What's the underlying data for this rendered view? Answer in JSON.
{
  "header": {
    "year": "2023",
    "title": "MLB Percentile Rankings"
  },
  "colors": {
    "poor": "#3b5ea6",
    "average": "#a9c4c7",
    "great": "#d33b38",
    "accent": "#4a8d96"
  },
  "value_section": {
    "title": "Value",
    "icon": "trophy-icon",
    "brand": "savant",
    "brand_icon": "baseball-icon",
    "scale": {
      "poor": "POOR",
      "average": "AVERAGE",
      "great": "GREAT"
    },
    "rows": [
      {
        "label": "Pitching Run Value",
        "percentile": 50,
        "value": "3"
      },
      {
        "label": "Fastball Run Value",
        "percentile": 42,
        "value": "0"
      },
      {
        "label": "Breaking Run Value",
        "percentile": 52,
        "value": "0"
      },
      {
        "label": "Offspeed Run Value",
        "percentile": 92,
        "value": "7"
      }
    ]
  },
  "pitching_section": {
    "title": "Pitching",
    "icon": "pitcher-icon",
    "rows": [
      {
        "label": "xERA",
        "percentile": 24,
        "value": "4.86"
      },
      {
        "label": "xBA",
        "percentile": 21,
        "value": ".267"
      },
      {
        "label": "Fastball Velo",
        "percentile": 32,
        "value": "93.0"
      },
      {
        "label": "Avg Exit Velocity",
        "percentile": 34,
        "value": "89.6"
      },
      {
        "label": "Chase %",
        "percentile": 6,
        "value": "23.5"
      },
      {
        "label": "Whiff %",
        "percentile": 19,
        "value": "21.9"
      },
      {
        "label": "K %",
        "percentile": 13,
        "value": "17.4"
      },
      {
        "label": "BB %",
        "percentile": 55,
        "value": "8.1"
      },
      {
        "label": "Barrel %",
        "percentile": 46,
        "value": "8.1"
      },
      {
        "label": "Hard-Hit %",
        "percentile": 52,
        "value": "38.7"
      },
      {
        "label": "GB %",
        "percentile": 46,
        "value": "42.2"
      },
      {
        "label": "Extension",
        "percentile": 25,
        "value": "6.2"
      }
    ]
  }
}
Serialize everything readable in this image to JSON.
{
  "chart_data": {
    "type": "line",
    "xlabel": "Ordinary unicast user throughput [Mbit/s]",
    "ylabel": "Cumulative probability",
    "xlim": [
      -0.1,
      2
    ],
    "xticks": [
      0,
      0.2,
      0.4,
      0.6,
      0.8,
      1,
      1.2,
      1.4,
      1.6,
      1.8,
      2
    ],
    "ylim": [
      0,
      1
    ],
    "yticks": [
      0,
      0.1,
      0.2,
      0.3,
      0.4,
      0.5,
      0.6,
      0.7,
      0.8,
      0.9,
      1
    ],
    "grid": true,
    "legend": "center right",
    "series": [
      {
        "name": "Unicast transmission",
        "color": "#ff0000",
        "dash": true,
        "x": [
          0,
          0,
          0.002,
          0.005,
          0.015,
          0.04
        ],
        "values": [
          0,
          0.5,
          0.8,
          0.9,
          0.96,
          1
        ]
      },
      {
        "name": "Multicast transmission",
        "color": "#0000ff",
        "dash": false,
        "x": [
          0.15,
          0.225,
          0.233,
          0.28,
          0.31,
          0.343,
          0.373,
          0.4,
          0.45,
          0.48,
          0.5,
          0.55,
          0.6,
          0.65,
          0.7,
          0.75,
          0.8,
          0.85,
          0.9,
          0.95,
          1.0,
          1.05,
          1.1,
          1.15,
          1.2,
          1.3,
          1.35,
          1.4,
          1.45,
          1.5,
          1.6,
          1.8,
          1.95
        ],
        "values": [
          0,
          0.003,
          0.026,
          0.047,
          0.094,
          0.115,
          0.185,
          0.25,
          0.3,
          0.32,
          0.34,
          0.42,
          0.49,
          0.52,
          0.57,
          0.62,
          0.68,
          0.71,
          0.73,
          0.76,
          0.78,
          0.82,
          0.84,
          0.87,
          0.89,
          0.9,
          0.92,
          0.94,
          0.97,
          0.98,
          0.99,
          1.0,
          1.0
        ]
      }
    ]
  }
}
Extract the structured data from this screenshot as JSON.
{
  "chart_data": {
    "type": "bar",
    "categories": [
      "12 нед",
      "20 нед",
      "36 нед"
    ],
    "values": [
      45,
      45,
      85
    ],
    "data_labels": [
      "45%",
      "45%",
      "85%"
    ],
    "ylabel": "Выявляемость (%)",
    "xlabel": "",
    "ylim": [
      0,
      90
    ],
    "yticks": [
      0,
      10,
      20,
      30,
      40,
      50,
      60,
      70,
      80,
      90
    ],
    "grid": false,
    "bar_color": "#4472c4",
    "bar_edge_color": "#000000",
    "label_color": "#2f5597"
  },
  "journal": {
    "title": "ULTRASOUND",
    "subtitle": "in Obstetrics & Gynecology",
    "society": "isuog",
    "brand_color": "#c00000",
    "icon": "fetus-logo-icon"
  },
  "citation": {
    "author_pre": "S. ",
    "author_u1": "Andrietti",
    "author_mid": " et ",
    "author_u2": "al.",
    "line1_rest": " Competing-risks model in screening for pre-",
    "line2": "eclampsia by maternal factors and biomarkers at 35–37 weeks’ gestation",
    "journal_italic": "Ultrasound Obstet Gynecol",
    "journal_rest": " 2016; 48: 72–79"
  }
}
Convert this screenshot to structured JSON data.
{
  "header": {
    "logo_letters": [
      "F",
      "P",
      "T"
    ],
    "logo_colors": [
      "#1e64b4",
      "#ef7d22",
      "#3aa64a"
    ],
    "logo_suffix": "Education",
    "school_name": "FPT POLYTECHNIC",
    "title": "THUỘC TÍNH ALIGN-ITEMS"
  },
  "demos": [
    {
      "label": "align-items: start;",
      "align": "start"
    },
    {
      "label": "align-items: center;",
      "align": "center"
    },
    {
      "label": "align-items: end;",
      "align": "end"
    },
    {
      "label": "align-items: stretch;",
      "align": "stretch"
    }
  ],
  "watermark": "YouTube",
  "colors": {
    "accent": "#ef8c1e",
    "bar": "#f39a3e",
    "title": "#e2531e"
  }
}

SET PROBLEM:
Reproduce every record above exactly as it appears.

WRITTEN SOLUTION:
What's the underlying data for this rendered view? Answer in JSON.
{
  "header": {
    "year": "2023",
    "title": "MLB Percentile Rankings"
  },
  "colors": {
    "poor": "#3b5ea6",
    "average": "#a9c4c7",
    "great": "#d33b38",
    "accent": "#4a8d96"
  },
  "value_section": {
    "title": "Value",
    "icon": "trophy-icon",
    "brand": "savant",
    "brand_icon": "baseball-icon",
    "scale": {
      "poor": "POOR",
      "average": "AVERAGE",
      "great": "GREAT"
    },
    "rows": [
      {
        "label": "Pitching Run Value",
        "percentile": 50,
        "value": "3"
      },
      {
        "label": "Fastball Run Value",
        "percentile": 42,
        "value": "0"
      },
      {
        "label": "Breaking Run Value",
        "percentile": 52,
        "value": "0"
      },
      {
        "label": "Offspeed Run Value",
        "percentile": 92,
        "value": "7"
      }
    ]
  },
  "pitching_section": {
    "title": "Pitching",
    "icon": "pitcher-icon",
    "rows": [
      {
        "label": "xERA",
        "percentile": 24,
        "value": "4.86"
      },
      {
        "label": "xBA",
        "percentile": 21,
        "value": ".267"
      },
      {
        "label": "Fastball Velo",
        "percentile": 32,
        "value": "93.0"
      },
      {
        "label": "Avg Exit Velocity",
        "percentile": 34,
        "value": "89.6"
      },
      {
        "label": "Chase %",
        "percentile": 6,
        "value": "23.5"
      },
      {
        "label": "Whiff %",
        "percentile": 19,
        "value": "21.9"
      },
      {
        "label": "K %",
        "percentile": 13,
        "value": "17.4"
      },
      {
        "label": "BB %",
        "percentile": 55,
        "value": "8.1"
      },
      {
        "label": "Barrel %",
        "percentile": 46,
        "value": "8.1"
      },
      {
        "label": "Hard-Hit %",
        "percentile": 52,
        "value": "38.7"
      },
      {
        "label": "GB %",
        "percentile": 46,
        "value": "42.2"
      },
      {
        "label": "Extension",
        "percentile": 25,
        "value": "6.2"
      }
    ]
  }
}
Serialize everything readable in this image to JSON.
{
  "chart_data": {
    "type": "line",
    "xlabel": "Ordinary unicast user throughput [Mbit/s]",
    "ylabel": "Cumulative probability",
    "xlim": [
      -0.1,
      2
    ],
    "xticks": [
      0,
      0.2,
      0.4,
      0.6,
      0.8,
      1,
      1.2,
      1.4,
      1.6,
      1.8,
      2
    ],
    "ylim": [
      0,
      1
    ],
    "yticks": [
      0,
      0.1,
      0.2,
      0.3,
      0.4,
      0.5,
      0.6,
      0.7,
      0.8,
      0.9,
      1
    ],
    "grid": true,
    "legend": "center right",
    "series": [
      {
        "name": "Unicast transmission",
        "color": "#ff0000",
        "dash": true,
        "x": [
          0,
          0,
          0.002,
          0.005,
          0.015,
          0.04
        ],
        "values": [
          0,
          0.5,
          0.8,
          0.9,
          0.96,
          1
        ]
      },
      {
        "name": "Multicast transmission",
        "color": "#0000ff",
        "dash": false,
        "x": [
          0.15,
          0.225,
          0.233,
          0.28,
          0.31,
          0.343,
          0.373,
          0.4,
          0.45,
          0.48,
          0.5,
          0.55,
          0.6,
          0.65,
          0.7,
          0.75,
          0.8,
          0.85,
          0.9,
          0.95,
          1.0,
          1.05,
          1.1,
          1.15,
          1.2,
          1.3,
          1.35,
          1.4,
          1.45,
          1.5,
          1.6,
          1.8,
          1.95
        ],
        "values": [
          0,
          0.003,
          0.026,
          0.047,
          0.094,
          0.115,
          0.185,
          0.25,
          0.3,
          0.32,
          0.34,
          0.42,
          0.49,
          0.52,
          0.57,
          0.62,
          0.68,
          0.71,
          0.73,
          0.76,
          0.78,
          0.82,
          0.84,
          0.87,
          0.89,
          0.9,
          0.92,
          0.94,
          0.97,
          0.98,
          0.99,
          1.0,
          1.0
        ]
      }
    ]
  }
}
Extract the structured data from this screenshot as JSON.
{
  "chart_data": {
    "type": "bar",
    "categories": [
      "12 нед",
      "20 нед",
      "36 нед"
    ],
    "values": [
      45,
      45,
      85
    ],
    "data_labels": [
      "45%",
      "45%",
      "85%"
    ],
    "ylabel": "Выявляемость (%)",
    "xlabel": "",
    "ylim": [
      0,
      90
    ],
    "yticks": [
      0,
      10,
      20,
      30,
      40,
      50,
      60,
      70,
      80,
      90
    ],
    "grid": false,
    "bar_color": "#4472c4",
    "bar_edge_color": "#000000",
    "label_color": "#2f5597"
  },
  "journal": {
    "title": "ULTRASOUND",
    "subtitle": "in Obstetrics & Gynecology",
    "society": "isuog",
    "brand_color": "#c00000",
    "icon": "fetus-logo-icon"
  },
  "citation": {
    "author_pre": "S. ",
    "author_u1": "Andrietti",
    "author_mid": " et ",
    "author_u2": "al.",
    "line1_rest": " Competing-risks model in screening for pre-",
    "line2": "eclampsia by maternal factors and biomarkers at 35–37 weeks’ gestation",
    "journal_italic": "Ultrasound Obstet Gynecol",
    "journal_rest": " 2016; 48: 72–79"
  }
}
Convert this screenshot to structured JSON data.
{
  "header": {
    "logo_letters": [
      "F",
      "P",
      "T"
    ],
    "logo_colors": [
      "#1e64b4",
      "#ef7d22",
      "#3aa64a"
    ],
    "logo_suffix": "Education",
    "school_name": "FPT POLYTECHNIC",
    "title": "THUỘC TÍNH ALIGN-ITEMS"
  },
  "demos": [
    {
      "label": "align-items: start;",
      "align": "start"
    },
    {
      "label": "align-items: center;",
      "align": "center"
    },
    {
      "label": "align-items: end;",
      "align": "end"
    },
    {
      "label": "align-items: stretch;",
      "align": "stretch"
    }
  ],
  "watermark": "YouTube",
  "colors": {
    "accent": "#ef8c1e",
    "bar": "#f39a3e",
    "title": "#e2531e"
  }
}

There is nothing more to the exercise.